## TASKS AND EXERCISES
A. Answer these questions using the mailing list post.
(i) After the tableam patch, in which upgrades did the buildfarm animal start failing?
(ii) For toast tables, where is the access method copied from?
(iii) What did recent commits make partitioned tables have?
B. Copy the mailing list post word for word from "But I actually" to "lockmode=8,check=false)".

## TEXT PROVIDED
__________________________________________________
Binary upgrade from <12 to 12 creates toast table for partitionedtables - Mailing list pgsql-hackers

From Andres Freund
Subject Binary upgrade from <12 to 12 creates toast table for partitionedtables
Date
Msg-id 20190306204104.yle5jfbnqkcwykni@alap3.anarazel.de
Whole thread Raw
Responses Re: Binary upgrade from <12 to 12 creates toast table for partitionedtables
Re: Binary upgrade from <12 to 12 creates toast table for partitioned tables
List pgsql-hackers
Hi,

After my tableam patch Andrew's buildfarm animal started failing in the
cross-version upgrades:
https://buildfarm.postgresql.org/cgi-bin/show_log.pl?nm=crake&dt=2019-03-06%2019%3A32%3A24

But I actually don't think that't really fault of the tableam patch. The
reason for the assertion is that we assert that
        Assert(relation->rd_rel->relam != InvalidOid);
for tables that have storage.  The table in question is a toast table.

The reason that table doesn't have an AM is that it's the toast table
for a partitioned relation, and for toast tables we just copy the AM
from the main table.

The backtrace shows:

#7  0x0000558b4bdbecfc in create_toast_table (rel=0x7fdab64289e0, toastOid=0, toastIndexOid=0, reloptions=0,
lockmode=8,check=false)
 
    at /home/andres/src/postgresql/src/backend/catalog/toasting.c:263
263        toast_relid = heap_create_with_catalog(toast_relname,
(gdb) p *rel->rd_rel
$2 = {oid = 80244, relname = {
    data =
"partitioned_table\000\000\000\000\000\000\000\000\000\000\000\000\000\000\000\000\000\000\000\000\000\000\000\000\000\000\000\000\000\000\000\000\000\000\000\000\000\000\000\000\000\000\000\000\000\000"},
relnamespace= 2200, reltype = 80246, reloftype = 0, relowner = 10, relam = 0, relfilenode = 0, 
 
  reltablespace = 0, relpages = 0, reltuples = 0, relallvisible = 0, reltoastrelid = 0, relhasindex = false,
relisshared= false, relpersistence = 112 'p', 
 
  relkind = 112 'p', relnatts = 2, relchecks = 0, relhasrules = false, relhastriggers = false, relhassubclass = false,
relrowsecurity= false, 
 
  relforcerowsecurity = false, relispopulated = true, relreplident = 100 'd', relispartition = false, relrewrite = 0,
relfrozenxid= 0, relminmxid = 0}
 

that were trying to create a toast table for a partitioned table. Which
seems wrong to me, given that recent commits made partitioned tables
have no storage.
__________________________________________________
## INFORMATION SHOWN
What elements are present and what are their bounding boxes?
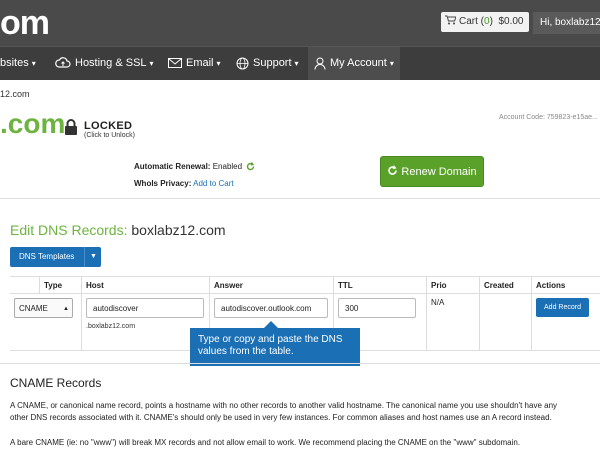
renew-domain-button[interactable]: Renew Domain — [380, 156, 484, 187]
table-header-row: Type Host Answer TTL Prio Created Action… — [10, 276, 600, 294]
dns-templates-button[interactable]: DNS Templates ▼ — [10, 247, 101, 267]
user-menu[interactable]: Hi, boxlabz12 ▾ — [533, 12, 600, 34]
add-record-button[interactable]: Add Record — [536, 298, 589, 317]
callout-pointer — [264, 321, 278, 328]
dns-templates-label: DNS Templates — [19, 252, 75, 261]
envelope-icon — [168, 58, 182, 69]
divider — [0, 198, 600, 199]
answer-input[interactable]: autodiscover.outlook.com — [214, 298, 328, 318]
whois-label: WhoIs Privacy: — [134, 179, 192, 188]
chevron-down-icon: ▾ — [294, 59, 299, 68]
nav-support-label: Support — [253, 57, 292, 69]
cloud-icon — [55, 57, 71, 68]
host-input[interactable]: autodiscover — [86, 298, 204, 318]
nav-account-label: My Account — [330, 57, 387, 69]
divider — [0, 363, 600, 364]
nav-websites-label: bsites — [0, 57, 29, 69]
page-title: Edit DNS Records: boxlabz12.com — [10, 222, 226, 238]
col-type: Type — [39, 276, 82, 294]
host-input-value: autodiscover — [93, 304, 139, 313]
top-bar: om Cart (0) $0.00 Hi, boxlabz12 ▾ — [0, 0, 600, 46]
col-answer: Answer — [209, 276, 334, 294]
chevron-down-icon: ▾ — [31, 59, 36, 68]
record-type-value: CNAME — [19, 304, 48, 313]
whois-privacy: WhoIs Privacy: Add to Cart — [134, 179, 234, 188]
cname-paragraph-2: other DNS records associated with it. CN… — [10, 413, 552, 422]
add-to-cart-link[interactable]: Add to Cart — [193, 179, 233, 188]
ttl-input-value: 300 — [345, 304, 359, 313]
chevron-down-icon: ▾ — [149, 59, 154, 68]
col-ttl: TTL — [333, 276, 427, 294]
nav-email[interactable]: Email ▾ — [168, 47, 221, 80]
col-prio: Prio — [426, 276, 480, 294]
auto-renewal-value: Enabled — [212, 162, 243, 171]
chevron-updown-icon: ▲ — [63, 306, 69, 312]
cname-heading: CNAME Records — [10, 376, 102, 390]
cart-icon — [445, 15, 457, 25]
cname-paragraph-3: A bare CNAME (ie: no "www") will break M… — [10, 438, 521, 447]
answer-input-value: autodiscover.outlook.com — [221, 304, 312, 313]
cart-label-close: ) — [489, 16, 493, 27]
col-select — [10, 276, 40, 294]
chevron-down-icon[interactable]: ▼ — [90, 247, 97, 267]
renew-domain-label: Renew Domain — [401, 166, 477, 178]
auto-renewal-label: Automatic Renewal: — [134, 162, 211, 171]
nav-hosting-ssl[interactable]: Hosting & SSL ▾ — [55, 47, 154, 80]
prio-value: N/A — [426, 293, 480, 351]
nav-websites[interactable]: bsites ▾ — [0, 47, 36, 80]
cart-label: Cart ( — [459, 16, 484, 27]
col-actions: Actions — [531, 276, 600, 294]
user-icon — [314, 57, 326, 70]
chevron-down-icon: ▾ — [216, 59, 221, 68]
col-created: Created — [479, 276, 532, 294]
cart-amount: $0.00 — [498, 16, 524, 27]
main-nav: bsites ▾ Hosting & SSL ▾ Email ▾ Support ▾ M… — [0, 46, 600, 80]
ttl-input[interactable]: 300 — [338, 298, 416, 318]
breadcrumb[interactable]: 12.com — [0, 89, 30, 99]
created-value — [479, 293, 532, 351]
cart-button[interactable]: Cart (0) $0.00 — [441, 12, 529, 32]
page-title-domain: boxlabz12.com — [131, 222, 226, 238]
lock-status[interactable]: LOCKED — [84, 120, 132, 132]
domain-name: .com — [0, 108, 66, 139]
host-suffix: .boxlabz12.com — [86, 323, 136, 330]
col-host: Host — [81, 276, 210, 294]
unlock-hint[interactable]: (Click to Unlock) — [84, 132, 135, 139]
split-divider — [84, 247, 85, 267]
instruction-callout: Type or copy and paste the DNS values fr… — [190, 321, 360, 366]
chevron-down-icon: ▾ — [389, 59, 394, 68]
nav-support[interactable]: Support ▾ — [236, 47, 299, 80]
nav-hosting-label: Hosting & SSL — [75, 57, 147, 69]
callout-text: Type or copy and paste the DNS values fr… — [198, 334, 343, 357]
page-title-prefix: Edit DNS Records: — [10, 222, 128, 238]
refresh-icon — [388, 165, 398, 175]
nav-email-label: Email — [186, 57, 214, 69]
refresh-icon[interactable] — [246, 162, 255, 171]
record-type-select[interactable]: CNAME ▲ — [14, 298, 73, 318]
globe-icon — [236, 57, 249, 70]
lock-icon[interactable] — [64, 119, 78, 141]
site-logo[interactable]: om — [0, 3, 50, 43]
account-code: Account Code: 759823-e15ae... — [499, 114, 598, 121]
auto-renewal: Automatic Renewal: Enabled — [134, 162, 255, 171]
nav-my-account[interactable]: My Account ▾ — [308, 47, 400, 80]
__________________________________________________
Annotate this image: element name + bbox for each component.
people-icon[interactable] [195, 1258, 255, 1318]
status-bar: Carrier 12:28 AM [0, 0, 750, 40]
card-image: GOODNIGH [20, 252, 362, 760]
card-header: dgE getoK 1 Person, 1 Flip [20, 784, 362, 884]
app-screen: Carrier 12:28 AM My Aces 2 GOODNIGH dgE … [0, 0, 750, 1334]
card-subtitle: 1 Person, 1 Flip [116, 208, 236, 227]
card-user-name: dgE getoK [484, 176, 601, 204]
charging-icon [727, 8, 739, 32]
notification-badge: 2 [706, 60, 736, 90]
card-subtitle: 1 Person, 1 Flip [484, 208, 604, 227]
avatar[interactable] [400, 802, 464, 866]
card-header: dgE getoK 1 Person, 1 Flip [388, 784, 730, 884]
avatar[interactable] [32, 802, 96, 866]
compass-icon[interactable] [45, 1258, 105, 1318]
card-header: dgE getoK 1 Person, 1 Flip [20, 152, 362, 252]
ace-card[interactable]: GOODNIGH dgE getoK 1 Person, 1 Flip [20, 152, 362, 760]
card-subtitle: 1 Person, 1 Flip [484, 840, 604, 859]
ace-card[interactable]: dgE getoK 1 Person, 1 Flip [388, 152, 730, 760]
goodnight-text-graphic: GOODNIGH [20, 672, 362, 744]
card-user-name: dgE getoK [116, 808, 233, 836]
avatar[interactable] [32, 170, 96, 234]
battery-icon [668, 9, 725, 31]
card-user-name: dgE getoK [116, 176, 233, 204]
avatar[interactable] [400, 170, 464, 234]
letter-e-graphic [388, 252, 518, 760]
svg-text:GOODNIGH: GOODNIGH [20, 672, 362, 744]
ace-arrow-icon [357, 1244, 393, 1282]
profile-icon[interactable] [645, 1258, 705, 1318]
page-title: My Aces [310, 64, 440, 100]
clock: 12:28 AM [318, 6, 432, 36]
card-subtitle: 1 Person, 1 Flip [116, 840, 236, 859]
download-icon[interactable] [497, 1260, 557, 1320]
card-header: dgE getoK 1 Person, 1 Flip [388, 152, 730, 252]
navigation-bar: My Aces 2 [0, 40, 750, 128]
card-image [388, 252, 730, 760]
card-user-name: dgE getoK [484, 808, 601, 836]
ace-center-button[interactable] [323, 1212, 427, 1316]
__________________________________________________
## EXPECTED ANSWERS
A.
(i) The cross-version upgrades.
(ii) From the main table.
(iii) No storage.

B.
But I actually don't think that't really fault of the tableam patch. The
reason for the assertion is that we assert that
        Assert(relation->rd_rel->relam != InvalidOid);
for tables that have storage.  The table in question is a toast table.

The reason that table doesn't have an AM is that it's the toast table
for a partitioned relation, and for toast tables we just copy the AM
from the main table.

The backtrace shows:

#7  0x0000558b4bdbecfc in create_toast_table (rel=0x7fdab64289e0, toastOid=0, toastIndexOid=0, reloptions=0,
lockmode=8,check=false)